# Text section

+++

The role of Desdemona, the devoted, loving wife murdered by her husband in “Othello,” wasn’t performed by a woman until 1660 – about six decades after Shakespeare wrote the play. This is because when Shakespeare was writing for the early modern stage, young men and boys performed all the women’s parts.

Numerous English theatergoers considered seeing women on the public stage for the first time a pivotal moment, including the civil servant and diarist Samuel Pepys. It was just one month after the first female actress played Desdemona that Pepys recorded “the first time that ever [he] saw Women come upon the stage.”

King Charles subsequently issued a royal proclamation to make it official: “Wee doe … permit and give leave That all the woemens part to be acted in either of the said two Companies for the time to come maie be performed by woemen.”

A puzzling situation

I have thought a lot about why men performed women’s roles because I research how pregnancy was represented on the early modern English stage during this period of all-male casts. The restriction has long puzzled scholars, mostly because no clear legal statute prohibited it, and women acted professionally in other countries during this period.

Also, women could perform in other venues, such as masques, where dance, music and spectacles were enjoyed by aristocrats in England during the 16th and 17th centuries, and country house entertainments – short plays that were staged for the queen and performed at country estates.

It’s possible that women were allowed to perform in these settings because they were more private and associated with an elevated class status. There was something inappropriate, however, about women professionally acting on the public stage.

+++

# Recorded data
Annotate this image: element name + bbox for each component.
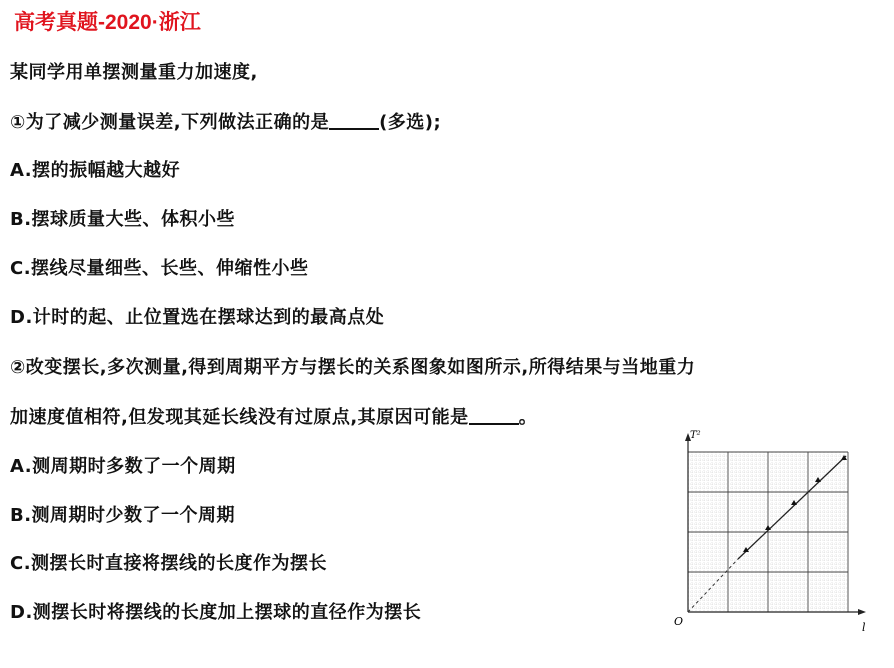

+++

# Problems
(1) Using the text on women on the English stage, say whether each statement agrees with it, answering yes or no and quoting the words that decide it: (a) Desdemona was first played by a woman in 1660; (b) a clear legal statute barred women from acting on the English public stage; (c) country house entertainments were short plays staged for the king.
(2) Write out the passage of the text on women on the English stage starting at "I have thought" and ending at "during this period.", swapping "pregnancy" for "childbirth".

# Answer set
(1)
(a) Yes: "wasn’t performed by a woman until 1660"
(b) No: "no clear legal statute prohibited it"
(c) No: "short plays that were staged for the queen"

(2)
I have thought a lot about why men performed women’s roles because I research how childbirth was represented on the early modern English stage during this period of all-male casts. The restriction has long puzzled scholars, mostly because no clear legal statute prohibited it, and women acted professionally in other countries during this period.